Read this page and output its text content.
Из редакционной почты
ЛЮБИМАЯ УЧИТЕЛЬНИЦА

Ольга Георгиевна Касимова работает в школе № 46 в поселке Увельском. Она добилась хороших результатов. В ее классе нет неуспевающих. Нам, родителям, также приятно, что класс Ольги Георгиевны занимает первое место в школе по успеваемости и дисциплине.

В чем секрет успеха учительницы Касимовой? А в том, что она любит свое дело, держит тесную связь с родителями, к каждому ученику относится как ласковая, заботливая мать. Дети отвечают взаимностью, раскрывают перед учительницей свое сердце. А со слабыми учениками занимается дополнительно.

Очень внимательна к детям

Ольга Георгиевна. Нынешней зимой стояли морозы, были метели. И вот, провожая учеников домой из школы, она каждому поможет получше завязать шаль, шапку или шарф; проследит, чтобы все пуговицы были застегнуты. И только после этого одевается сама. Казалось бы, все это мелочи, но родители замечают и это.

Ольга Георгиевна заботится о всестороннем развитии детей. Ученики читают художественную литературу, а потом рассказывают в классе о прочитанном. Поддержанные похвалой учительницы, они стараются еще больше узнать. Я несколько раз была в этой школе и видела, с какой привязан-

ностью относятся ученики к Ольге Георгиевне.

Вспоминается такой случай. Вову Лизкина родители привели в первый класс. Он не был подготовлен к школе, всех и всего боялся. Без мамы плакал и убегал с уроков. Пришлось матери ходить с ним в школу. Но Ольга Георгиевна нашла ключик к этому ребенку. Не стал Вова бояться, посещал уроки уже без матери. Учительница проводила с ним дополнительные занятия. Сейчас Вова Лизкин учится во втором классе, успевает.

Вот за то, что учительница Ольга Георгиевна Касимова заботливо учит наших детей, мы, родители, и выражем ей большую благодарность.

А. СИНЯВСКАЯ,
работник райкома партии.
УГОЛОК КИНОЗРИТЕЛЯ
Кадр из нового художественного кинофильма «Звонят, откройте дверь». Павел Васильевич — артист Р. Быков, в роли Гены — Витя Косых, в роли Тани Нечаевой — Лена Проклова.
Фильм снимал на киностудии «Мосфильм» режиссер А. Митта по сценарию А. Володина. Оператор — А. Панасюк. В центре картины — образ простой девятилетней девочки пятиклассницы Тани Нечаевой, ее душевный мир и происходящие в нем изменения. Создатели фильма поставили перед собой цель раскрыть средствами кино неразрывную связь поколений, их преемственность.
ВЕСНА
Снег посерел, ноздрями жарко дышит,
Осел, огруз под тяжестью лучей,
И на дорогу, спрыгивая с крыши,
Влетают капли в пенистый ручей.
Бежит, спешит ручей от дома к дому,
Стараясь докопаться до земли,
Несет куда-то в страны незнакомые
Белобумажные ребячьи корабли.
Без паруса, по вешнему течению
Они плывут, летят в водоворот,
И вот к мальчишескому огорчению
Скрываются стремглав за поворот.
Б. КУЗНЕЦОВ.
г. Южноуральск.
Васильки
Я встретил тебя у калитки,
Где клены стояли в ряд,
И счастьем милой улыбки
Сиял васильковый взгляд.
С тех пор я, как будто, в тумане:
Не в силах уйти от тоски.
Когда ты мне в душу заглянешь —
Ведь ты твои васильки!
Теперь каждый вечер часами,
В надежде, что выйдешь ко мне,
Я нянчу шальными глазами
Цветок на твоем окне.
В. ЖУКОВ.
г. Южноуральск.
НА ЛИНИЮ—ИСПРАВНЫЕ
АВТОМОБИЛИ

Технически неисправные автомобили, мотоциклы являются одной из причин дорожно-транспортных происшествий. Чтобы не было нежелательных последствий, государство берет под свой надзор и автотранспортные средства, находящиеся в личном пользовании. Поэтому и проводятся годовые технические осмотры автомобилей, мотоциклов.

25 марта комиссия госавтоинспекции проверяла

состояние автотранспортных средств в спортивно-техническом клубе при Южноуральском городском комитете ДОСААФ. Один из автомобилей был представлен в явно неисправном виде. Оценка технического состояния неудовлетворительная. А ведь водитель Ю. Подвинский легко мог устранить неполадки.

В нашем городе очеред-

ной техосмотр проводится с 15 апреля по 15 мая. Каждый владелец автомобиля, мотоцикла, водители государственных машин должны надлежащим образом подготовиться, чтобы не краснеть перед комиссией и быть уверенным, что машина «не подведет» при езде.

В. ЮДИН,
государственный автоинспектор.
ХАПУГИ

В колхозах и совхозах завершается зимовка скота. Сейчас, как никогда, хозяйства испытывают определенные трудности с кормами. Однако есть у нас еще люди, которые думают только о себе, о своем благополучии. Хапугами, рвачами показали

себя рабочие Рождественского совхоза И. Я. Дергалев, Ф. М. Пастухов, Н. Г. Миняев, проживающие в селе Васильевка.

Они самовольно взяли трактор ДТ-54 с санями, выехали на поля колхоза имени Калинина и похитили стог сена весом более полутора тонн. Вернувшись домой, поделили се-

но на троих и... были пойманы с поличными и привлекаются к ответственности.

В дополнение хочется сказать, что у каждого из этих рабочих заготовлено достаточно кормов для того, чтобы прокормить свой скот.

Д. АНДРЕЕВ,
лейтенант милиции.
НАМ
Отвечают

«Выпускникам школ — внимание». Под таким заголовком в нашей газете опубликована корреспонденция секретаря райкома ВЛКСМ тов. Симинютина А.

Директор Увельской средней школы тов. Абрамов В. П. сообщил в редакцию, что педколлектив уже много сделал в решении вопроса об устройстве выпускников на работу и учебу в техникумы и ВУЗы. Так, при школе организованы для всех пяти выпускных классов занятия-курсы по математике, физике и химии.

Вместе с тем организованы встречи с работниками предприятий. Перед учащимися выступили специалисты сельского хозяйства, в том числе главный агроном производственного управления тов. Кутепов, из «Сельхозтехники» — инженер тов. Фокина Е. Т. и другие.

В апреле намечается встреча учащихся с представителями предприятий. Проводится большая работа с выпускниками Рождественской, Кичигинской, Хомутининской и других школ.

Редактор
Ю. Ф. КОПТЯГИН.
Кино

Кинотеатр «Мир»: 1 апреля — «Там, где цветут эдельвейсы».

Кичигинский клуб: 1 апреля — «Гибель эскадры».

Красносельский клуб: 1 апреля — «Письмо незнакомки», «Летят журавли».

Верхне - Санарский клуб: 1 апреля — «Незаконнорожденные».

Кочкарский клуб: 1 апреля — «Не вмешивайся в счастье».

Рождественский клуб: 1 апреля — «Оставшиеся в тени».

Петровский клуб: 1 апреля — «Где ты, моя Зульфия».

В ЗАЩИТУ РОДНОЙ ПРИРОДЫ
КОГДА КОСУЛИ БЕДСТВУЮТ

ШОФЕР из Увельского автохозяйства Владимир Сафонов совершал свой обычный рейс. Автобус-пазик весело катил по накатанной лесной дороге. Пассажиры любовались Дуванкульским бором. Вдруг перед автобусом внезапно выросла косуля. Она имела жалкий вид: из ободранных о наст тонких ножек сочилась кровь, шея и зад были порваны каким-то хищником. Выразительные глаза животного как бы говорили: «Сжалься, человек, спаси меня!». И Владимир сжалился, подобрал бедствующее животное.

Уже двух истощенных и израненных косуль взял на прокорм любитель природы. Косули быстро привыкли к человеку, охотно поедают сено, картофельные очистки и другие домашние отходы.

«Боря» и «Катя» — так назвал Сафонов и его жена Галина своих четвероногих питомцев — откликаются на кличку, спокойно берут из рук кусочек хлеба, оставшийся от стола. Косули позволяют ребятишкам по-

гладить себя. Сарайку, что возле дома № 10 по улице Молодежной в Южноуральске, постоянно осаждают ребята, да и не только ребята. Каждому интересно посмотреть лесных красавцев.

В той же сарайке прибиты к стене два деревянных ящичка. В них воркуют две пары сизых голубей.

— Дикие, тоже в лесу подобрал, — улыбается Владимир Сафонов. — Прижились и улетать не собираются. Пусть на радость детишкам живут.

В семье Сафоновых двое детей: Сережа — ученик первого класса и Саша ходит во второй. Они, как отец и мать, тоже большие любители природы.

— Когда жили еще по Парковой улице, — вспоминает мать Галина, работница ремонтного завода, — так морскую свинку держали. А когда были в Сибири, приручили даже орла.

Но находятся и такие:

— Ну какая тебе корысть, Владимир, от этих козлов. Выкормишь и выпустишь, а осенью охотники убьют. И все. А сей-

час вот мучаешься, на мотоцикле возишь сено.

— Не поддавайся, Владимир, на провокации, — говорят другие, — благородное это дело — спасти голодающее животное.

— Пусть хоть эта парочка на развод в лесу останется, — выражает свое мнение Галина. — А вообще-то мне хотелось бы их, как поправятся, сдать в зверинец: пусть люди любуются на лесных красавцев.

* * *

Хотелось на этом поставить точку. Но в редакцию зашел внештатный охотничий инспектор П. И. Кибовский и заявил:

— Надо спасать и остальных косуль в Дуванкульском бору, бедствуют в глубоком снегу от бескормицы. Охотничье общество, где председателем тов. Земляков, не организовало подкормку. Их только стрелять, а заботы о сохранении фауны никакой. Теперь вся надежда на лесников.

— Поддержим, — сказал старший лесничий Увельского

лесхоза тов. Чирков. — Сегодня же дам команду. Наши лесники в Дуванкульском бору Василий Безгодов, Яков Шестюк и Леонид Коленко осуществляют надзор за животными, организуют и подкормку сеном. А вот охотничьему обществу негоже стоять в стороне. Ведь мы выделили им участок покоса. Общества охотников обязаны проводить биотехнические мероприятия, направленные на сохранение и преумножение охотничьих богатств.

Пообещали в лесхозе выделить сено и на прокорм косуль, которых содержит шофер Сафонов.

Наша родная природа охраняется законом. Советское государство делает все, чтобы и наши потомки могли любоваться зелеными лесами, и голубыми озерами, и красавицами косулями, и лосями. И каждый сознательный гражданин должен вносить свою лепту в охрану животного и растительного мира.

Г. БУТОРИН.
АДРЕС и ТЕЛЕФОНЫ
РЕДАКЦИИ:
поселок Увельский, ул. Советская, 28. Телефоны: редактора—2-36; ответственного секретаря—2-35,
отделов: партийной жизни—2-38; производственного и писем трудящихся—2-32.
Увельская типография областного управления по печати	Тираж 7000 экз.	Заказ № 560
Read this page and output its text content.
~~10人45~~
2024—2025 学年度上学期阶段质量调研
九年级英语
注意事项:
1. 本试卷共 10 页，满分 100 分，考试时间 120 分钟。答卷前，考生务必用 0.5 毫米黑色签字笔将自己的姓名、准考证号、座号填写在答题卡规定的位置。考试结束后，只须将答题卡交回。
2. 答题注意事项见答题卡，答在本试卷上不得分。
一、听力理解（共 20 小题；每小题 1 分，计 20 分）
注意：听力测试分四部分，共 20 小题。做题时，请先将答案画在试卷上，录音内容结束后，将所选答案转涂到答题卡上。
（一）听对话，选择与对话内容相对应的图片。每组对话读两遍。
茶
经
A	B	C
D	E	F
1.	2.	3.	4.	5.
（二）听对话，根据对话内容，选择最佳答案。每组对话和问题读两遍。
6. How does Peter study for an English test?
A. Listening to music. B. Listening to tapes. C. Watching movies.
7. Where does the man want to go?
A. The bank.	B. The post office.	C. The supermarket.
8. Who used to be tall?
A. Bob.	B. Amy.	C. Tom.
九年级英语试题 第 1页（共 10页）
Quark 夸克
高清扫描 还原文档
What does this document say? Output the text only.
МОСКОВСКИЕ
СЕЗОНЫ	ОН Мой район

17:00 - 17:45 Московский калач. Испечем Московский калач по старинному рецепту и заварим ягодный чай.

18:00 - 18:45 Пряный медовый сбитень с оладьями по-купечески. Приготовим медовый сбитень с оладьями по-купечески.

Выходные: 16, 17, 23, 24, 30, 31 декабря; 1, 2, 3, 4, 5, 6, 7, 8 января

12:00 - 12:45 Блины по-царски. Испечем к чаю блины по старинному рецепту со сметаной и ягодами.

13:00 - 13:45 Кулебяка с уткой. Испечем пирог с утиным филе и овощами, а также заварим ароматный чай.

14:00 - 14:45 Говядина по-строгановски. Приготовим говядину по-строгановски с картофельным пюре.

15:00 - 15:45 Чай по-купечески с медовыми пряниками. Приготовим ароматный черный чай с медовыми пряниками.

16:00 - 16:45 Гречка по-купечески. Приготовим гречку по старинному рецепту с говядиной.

Set exercise
Within the listing above, work out how many lines contain the string "Тани", and reply with that number only.

Answer to this exercise
2